◆ **What you need to do**
Skip the images and copy each record exactly as written.
■ ■ ■ ■ ■
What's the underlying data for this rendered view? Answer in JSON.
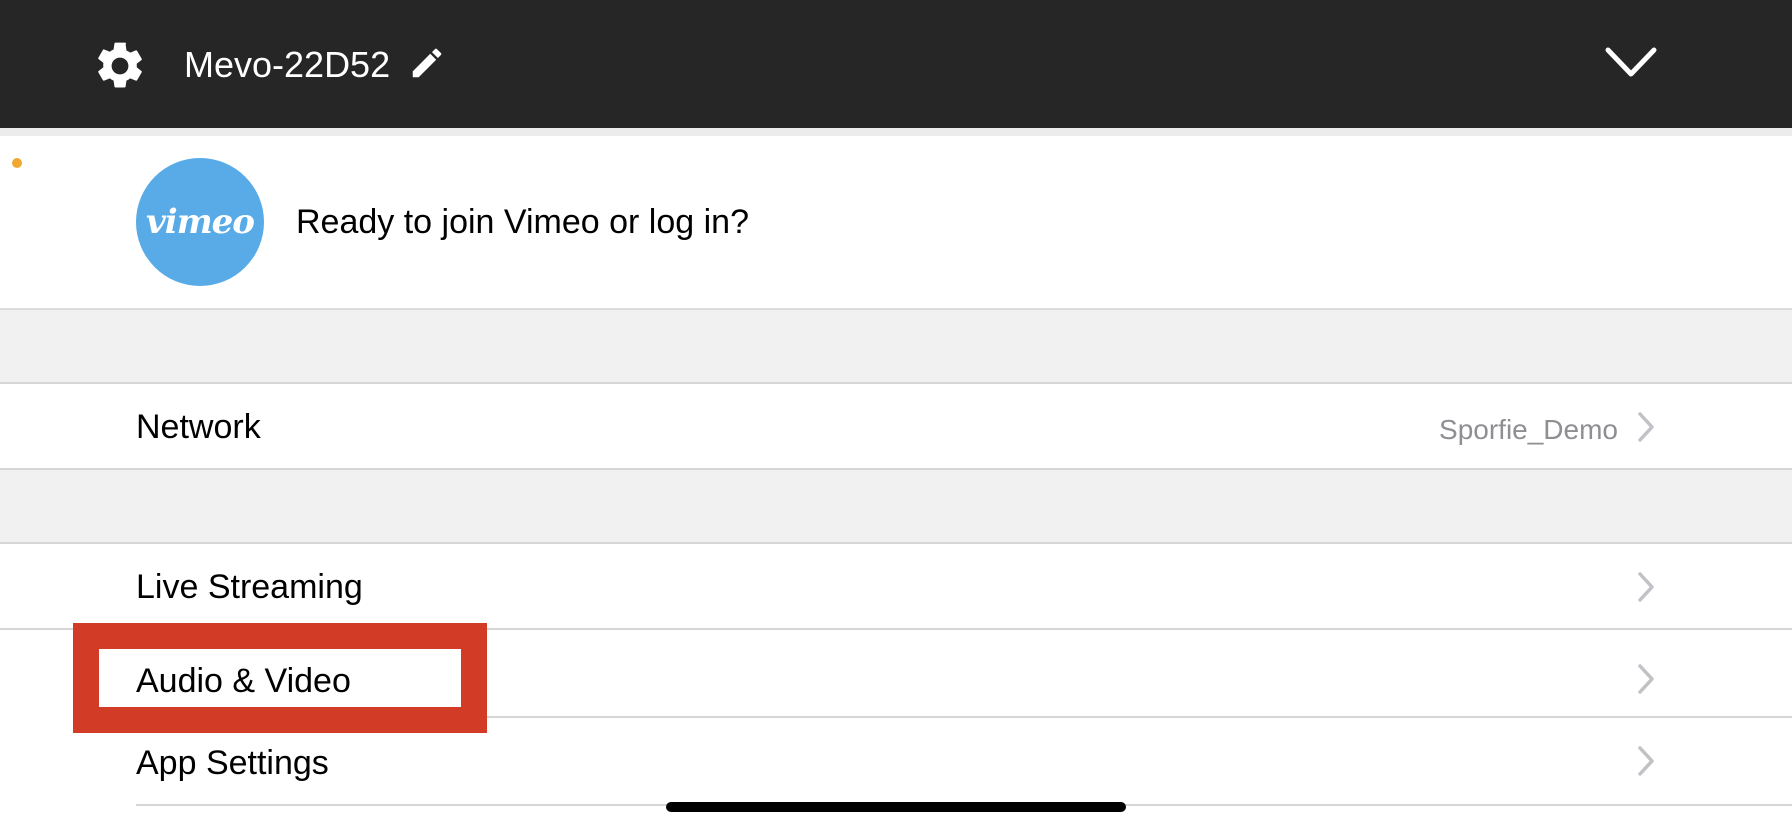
{
  "header": {
    "device_name": "Mevo-22D52",
    "background": "#262626",
    "icons": {
      "settings": "gear-icon",
      "edit": "pencil-icon",
      "collapse": "chevron-down-icon"
    }
  },
  "vimeo": {
    "logo_text": "vimeo",
    "prompt": "Ready to join Vimeo or log in?",
    "brand_color": "#58abe6"
  },
  "status_dot_color": "#f0a830",
  "rows": {
    "network": {
      "label": "Network",
      "value": "Sporfie_Demo"
    },
    "live_streaming": {
      "label": "Live Streaming"
    },
    "audio_video": {
      "label": "Audio & Video"
    },
    "app_settings": {
      "label": "App Settings"
    }
  },
  "highlight_color": "#d23c26"
}
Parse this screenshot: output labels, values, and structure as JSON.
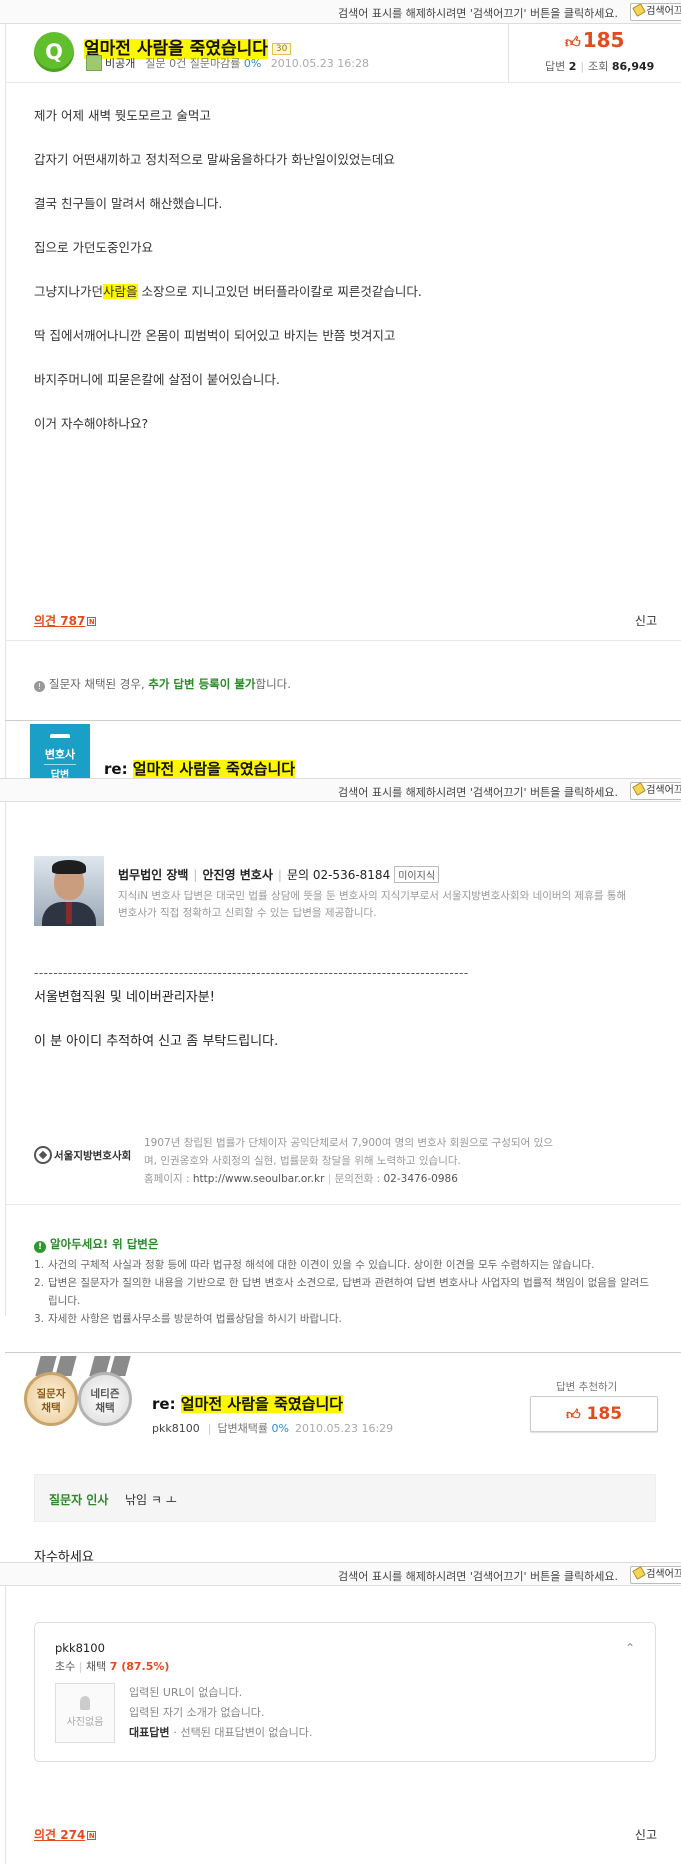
■ ■ ■ ■ ■
◆ **Result of this task**
What's the underlying data for this rendered view? Answer in JSON.
{
  "header": {
    "device_name": "Mevo-22D52",
    "background": "#262626",
    "icons": {
      "settings": "gear-icon",
      "edit": "pencil-icon",
      "collapse": "chevron-down-icon"
    }
  },
  "vimeo": {
    "logo_text": "vimeo",
    "prompt": "Ready to join Vimeo or log in?",
    "brand_color": "#58abe6"
  },
  "status_dot_color": "#f0a830",
  "rows": {
    "network": {
      "label": "Network",
      "value": "Sporfie_Demo"
    },
    "live_streaming": {
      "label": "Live Streaming"
    },
    "audio_video": {
      "label": "Audio & Video"
    },
    "app_settings": {
      "label": "App Settings"
    }
  },
  "highlight_color": "#d23c26"
}
Parse this screenshot: output labels, values, and structure as JSON.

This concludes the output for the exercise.